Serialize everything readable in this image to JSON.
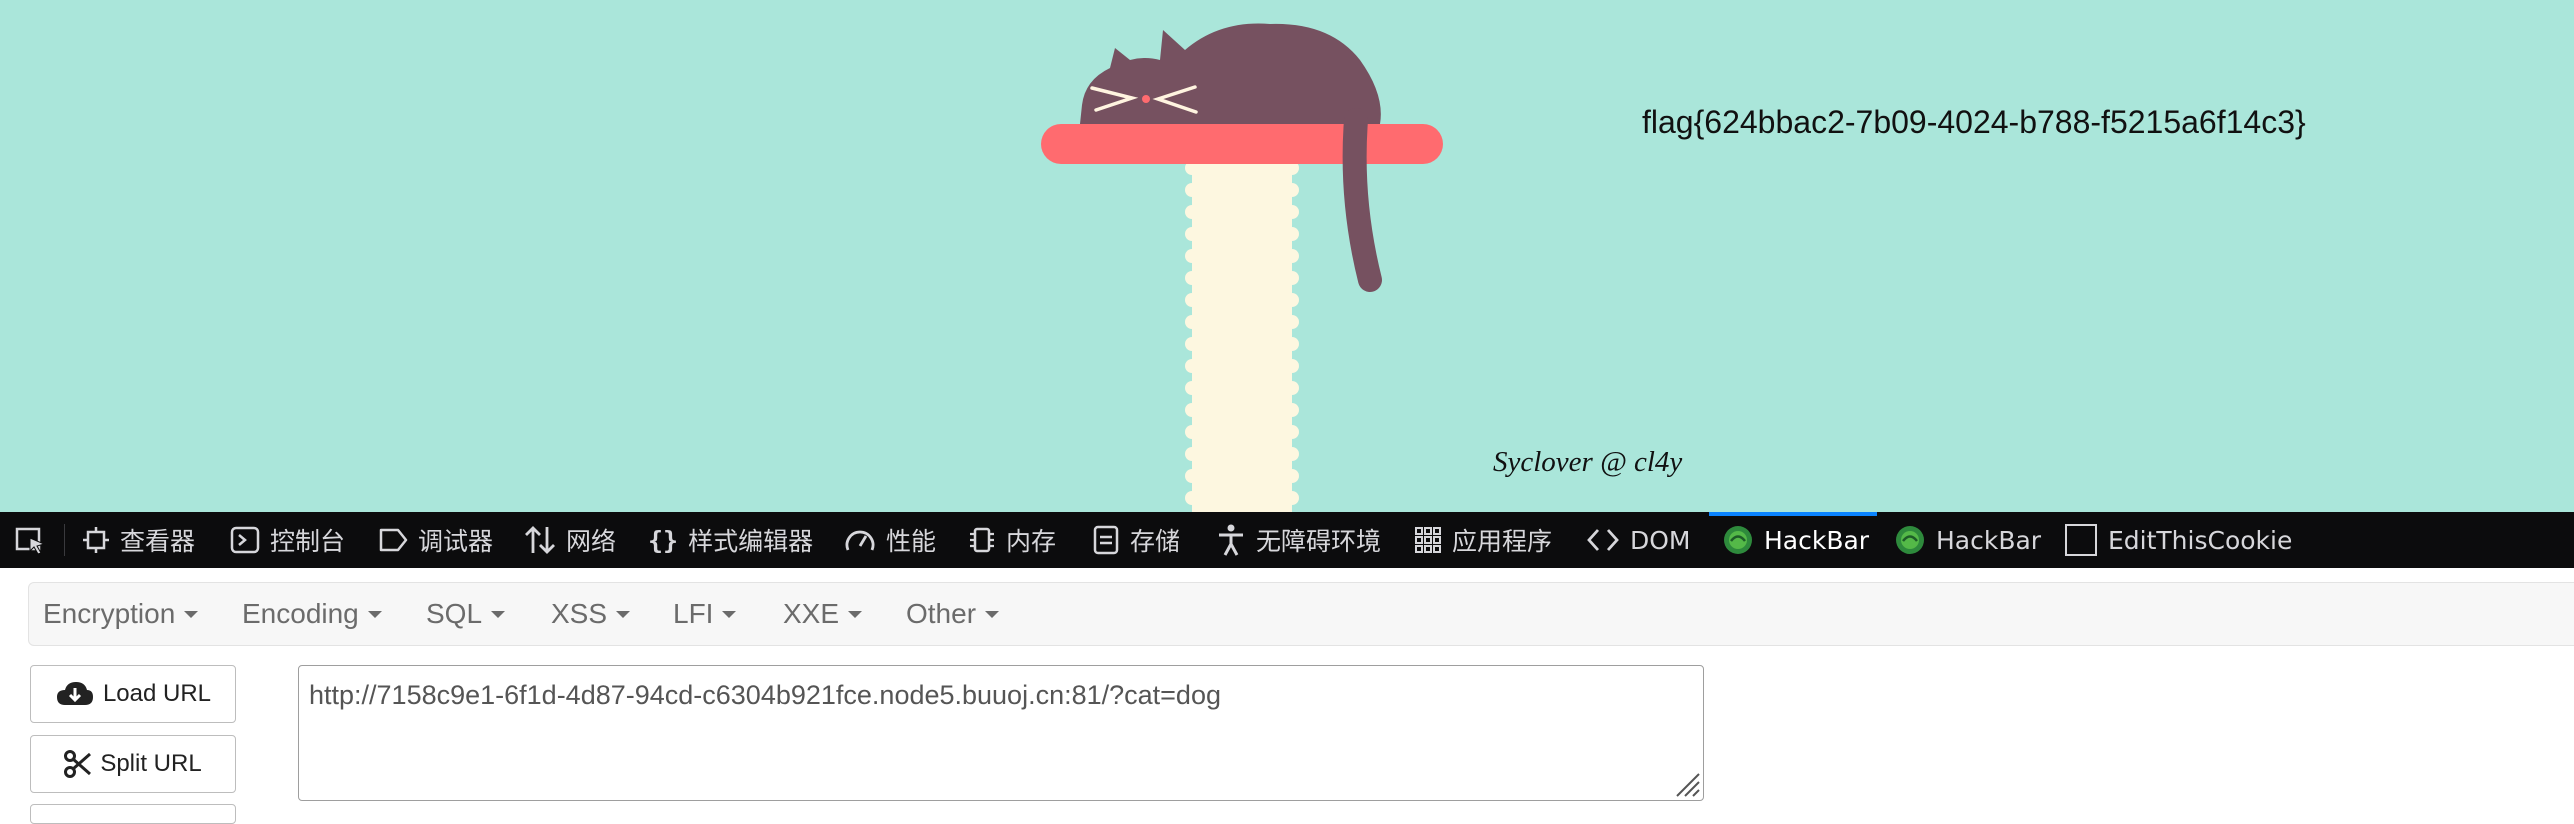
{
  "page": {
    "flag_text": "flag{624bbac2-7b09-4024-b788-f5215a6f14c3}",
    "credit": "Syclover @ cl4y"
  },
  "devtools": {
    "tabs": [
      {
        "label": "查看器",
        "icon": "inspector-icon"
      },
      {
        "label": "控制台",
        "icon": "console-icon"
      },
      {
        "label": "调试器",
        "icon": "debugger-icon"
      },
      {
        "label": "网络",
        "icon": "network-icon"
      },
      {
        "label": "样式编辑器",
        "icon": "style-editor-icon"
      },
      {
        "label": "性能",
        "icon": "performance-icon"
      },
      {
        "label": "内存",
        "icon": "memory-icon"
      },
      {
        "label": "存储",
        "icon": "storage-icon"
      },
      {
        "label": "无障碍环境",
        "icon": "accessibility-icon"
      },
      {
        "label": "应用程序",
        "icon": "application-icon"
      },
      {
        "label": "DOM",
        "icon": "dom-icon"
      },
      {
        "label": "HackBar",
        "icon": "hackbar-icon",
        "active": true
      },
      {
        "label": "HackBar",
        "icon": "hackbar-icon"
      },
      {
        "label": "EditThisCookie",
        "icon": "checkbox-icon"
      }
    ],
    "active_color": "#0a84ff"
  },
  "hackbar": {
    "menus": [
      "Encryption",
      "Encoding",
      "SQL",
      "XSS",
      "LFI",
      "XXE",
      "Other"
    ],
    "load_url_label": "Load URL",
    "split_url_label": "Split URL",
    "url_value": "http://7158c9e1-6f1d-4d87-94cd-c6304b921fce.node5.buuoj.cn:81/?cat=dog"
  },
  "colors": {
    "page_bg": "#aae6da",
    "shelf": "#ff6b6f",
    "cat": "#765160",
    "post": "#fdf7e0"
  }
}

· · · ·

◆ EXERCISE ◆
Transcribe the listing in full and omit the pictures.

◆ SOLVED PROBLEM ◆
Serialize everything readable in this image to JSON.
{
  "page": {
    "flag_text": "flag{624bbac2-7b09-4024-b788-f5215a6f14c3}",
    "credit": "Syclover @ cl4y"
  },
  "devtools": {
    "tabs": [
      {
        "label": "查看器",
        "icon": "inspector-icon"
      },
      {
        "label": "控制台",
        "icon": "console-icon"
      },
      {
        "label": "调试器",
        "icon": "debugger-icon"
      },
      {
        "label": "网络",
        "icon": "network-icon"
      },
      {
        "label": "样式编辑器",
        "icon": "style-editor-icon"
      },
      {
        "label": "性能",
        "icon": "performance-icon"
      },
      {
        "label": "内存",
        "icon": "memory-icon"
      },
      {
        "label": "存储",
        "icon": "storage-icon"
      },
      {
        "label": "无障碍环境",
        "icon": "accessibility-icon"
      },
      {
        "label": "应用程序",
        "icon": "application-icon"
      },
      {
        "label": "DOM",
        "icon": "dom-icon"
      },
      {
        "label": "HackBar",
        "icon": "hackbar-icon",
        "active": true
      },
      {
        "label": "HackBar",
        "icon": "hackbar-icon"
      },
      {
        "label": "EditThisCookie",
        "icon": "checkbox-icon"
      }
    ],
    "active_color": "#0a84ff"
  },
  "hackbar": {
    "menus": [
      "Encryption",
      "Encoding",
      "SQL",
      "XSS",
      "LFI",
      "XXE",
      "Other"
    ],
    "load_url_label": "Load URL",
    "split_url_label": "Split URL",
    "url_value": "http://7158c9e1-6f1d-4d87-94cd-c6304b921fce.node5.buuoj.cn:81/?cat=dog"
  },
  "colors": {
    "page_bg": "#aae6da",
    "shelf": "#ff6b6f",
    "cat": "#765160",
    "post": "#fdf7e0"
  }
}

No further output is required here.